━━━━━ ENTRIES SUPPLIED ━━━━━

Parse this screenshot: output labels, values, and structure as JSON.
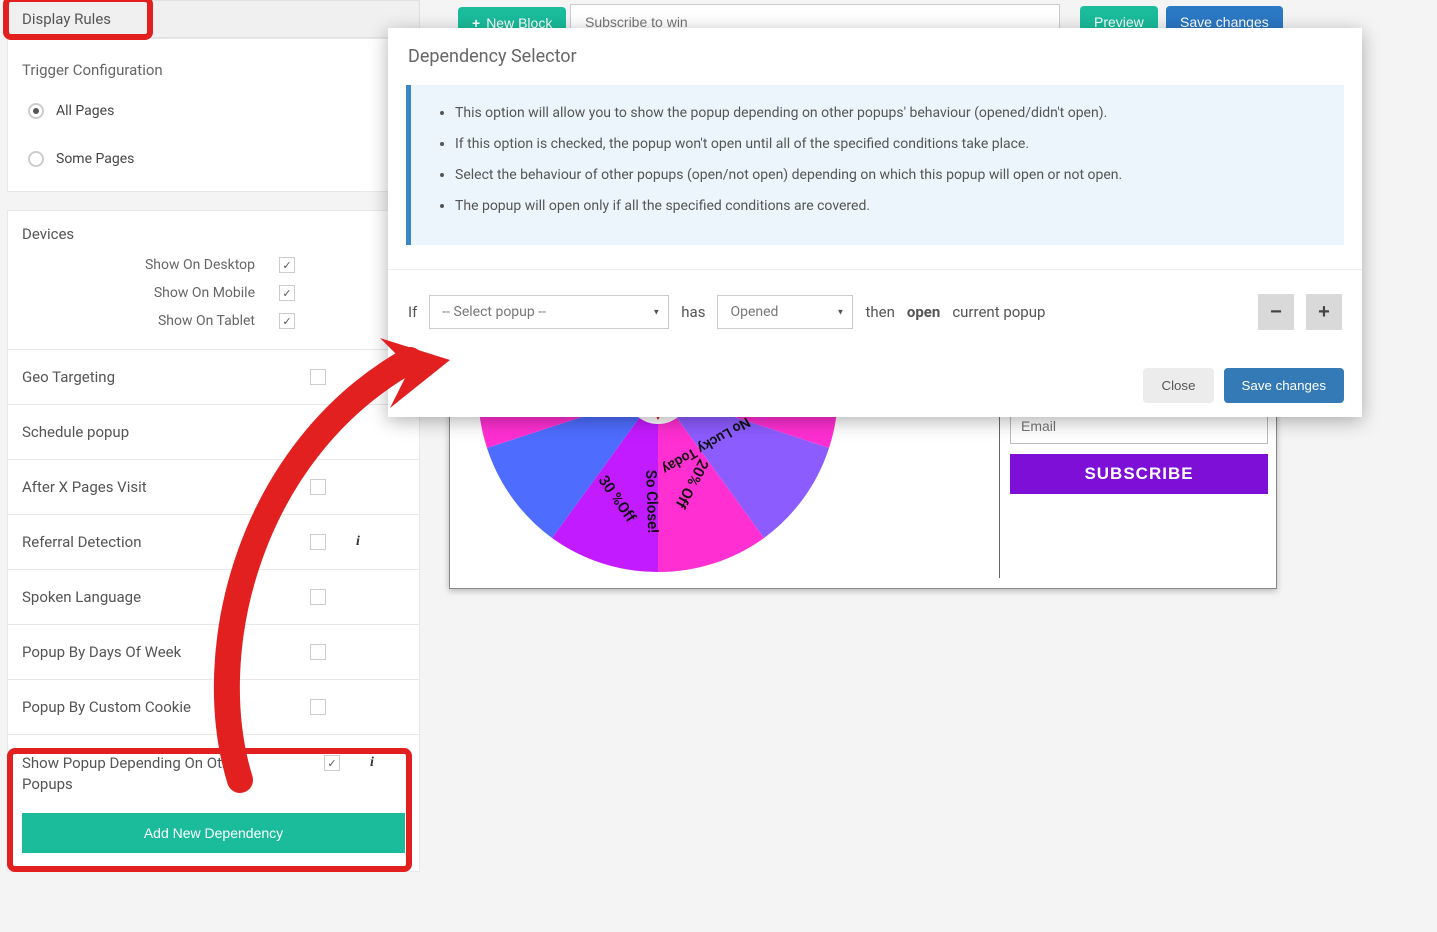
{
  "sidebar": {
    "display_rules": "Display Rules",
    "trigger_config": "Trigger Configuration",
    "all_pages": "All Pages",
    "some_pages": "Some Pages",
    "devices_title": "Devices",
    "show_desktop": "Show On Desktop",
    "show_mobile": "Show On Mobile",
    "show_tablet": "Show On Tablet",
    "geo": "Geo Targeting",
    "schedule": "Schedule popup",
    "after_x": "After X Pages Visit",
    "referral": "Referral Detection",
    "spoken": "Spoken Language",
    "days": "Popup By Days Of Week",
    "cookie": "Popup By Custom Cookie",
    "depending": "Show Popup Depending On Other Popups",
    "add_dep": "Add New Dependency"
  },
  "top": {
    "new_block": "New Block",
    "input_value": "Subscribe to win",
    "preview": "Preview",
    "save": "Save changes"
  },
  "modal": {
    "title": "Dependency Selector",
    "bullet1": "This option will allow you to show the popup depending on other popups' behaviour (opened/didn't open).",
    "bullet2": "If this option is checked, the popup won't open until all of the specified conditions take place.",
    "bullet3": "Select the behaviour of other popups (open/not open) depending on which this popup will open or not open.",
    "bullet4": "The popup will open only if all the specified conditions are covered.",
    "if": "If",
    "select_popup": "-- Select popup --",
    "has": "has",
    "opened": "Opened",
    "then": "then",
    "open_word": "open",
    "current_popup": "current popup",
    "close": "Close",
    "save": "Save changes"
  },
  "wheel": {
    "slice_30": "30 %Off",
    "slice_soclose": "So Close!",
    "slice_20": "20% Off",
    "slice_nolucky": "No Lucky Today"
  },
  "form": {
    "email_placeholder": "Email",
    "subscribe": "SUBSCRIBE"
  }
}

━━━━━

● **GOAL OF THE EXERCISE**
Whichever lines contain the string "conditions", select and copy them.

● **THE COMPLETED TASK**
    "bullet2": "If this option is checked, the popup won't open until all of the specified conditions take place.",
    "bullet4": "The popup will open only if all the specified conditions are covered.",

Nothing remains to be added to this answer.